List all the lines in these records that hold "your".

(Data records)
>> START
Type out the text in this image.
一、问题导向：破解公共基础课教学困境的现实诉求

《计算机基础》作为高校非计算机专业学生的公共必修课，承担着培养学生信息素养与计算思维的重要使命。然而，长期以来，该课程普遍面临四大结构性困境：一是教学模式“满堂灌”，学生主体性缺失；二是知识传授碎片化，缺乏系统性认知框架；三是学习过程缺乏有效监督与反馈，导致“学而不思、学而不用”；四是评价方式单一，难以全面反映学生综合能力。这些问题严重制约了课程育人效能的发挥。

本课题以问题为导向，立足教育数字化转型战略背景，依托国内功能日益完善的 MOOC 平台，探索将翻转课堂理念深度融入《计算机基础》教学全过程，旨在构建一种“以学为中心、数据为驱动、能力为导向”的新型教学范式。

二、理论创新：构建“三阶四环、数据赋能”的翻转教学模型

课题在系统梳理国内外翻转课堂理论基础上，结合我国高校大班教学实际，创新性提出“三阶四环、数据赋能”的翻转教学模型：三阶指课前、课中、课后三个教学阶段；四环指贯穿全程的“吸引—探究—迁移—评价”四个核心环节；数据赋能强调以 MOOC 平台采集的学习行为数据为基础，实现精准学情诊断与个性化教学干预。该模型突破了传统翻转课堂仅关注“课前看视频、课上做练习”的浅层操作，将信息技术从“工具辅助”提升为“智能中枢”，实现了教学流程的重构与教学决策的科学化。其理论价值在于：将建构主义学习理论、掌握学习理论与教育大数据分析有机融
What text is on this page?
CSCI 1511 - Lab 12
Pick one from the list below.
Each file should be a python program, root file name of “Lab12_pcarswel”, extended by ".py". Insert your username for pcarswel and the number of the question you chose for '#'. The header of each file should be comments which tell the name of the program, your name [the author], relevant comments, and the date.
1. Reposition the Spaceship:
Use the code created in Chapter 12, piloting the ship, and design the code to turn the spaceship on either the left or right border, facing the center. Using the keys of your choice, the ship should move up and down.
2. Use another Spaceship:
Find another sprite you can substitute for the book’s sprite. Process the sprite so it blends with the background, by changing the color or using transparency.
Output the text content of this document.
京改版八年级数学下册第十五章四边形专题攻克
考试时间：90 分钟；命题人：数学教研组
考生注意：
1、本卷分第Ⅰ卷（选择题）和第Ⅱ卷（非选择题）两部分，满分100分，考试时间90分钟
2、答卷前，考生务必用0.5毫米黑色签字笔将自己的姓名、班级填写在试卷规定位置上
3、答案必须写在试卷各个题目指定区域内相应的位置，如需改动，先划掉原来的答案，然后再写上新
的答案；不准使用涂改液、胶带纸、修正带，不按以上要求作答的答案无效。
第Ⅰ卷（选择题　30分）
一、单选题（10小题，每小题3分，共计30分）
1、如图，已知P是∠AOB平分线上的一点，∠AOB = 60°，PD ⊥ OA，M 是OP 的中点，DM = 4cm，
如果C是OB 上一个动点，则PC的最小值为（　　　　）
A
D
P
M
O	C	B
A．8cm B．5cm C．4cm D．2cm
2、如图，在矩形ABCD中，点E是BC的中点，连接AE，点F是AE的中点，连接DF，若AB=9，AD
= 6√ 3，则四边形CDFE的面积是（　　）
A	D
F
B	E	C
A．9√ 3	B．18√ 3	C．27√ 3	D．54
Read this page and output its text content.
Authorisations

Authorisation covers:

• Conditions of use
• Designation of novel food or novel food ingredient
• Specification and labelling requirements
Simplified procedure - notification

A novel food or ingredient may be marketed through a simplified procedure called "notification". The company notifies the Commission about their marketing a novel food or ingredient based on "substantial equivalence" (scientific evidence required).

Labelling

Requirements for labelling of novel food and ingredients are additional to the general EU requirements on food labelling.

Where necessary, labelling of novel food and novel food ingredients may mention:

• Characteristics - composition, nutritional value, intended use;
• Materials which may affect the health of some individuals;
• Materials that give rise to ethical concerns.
>> END
**Complete answer:**
Each file should be a python program, root file name of “Lab12_pcarswel”, extended by ".py". Insert your username for pcarswel and the number of the question you chose for '#'. The header of each file should be comments which tell the name of the program, your name [the author], relevant comments, and the date.
Use the code created in Chapter 12, piloting the ship, and design the code to turn the spaceship on either the left or right border, facing the center. Using the keys of your choice, the ship should move up and down.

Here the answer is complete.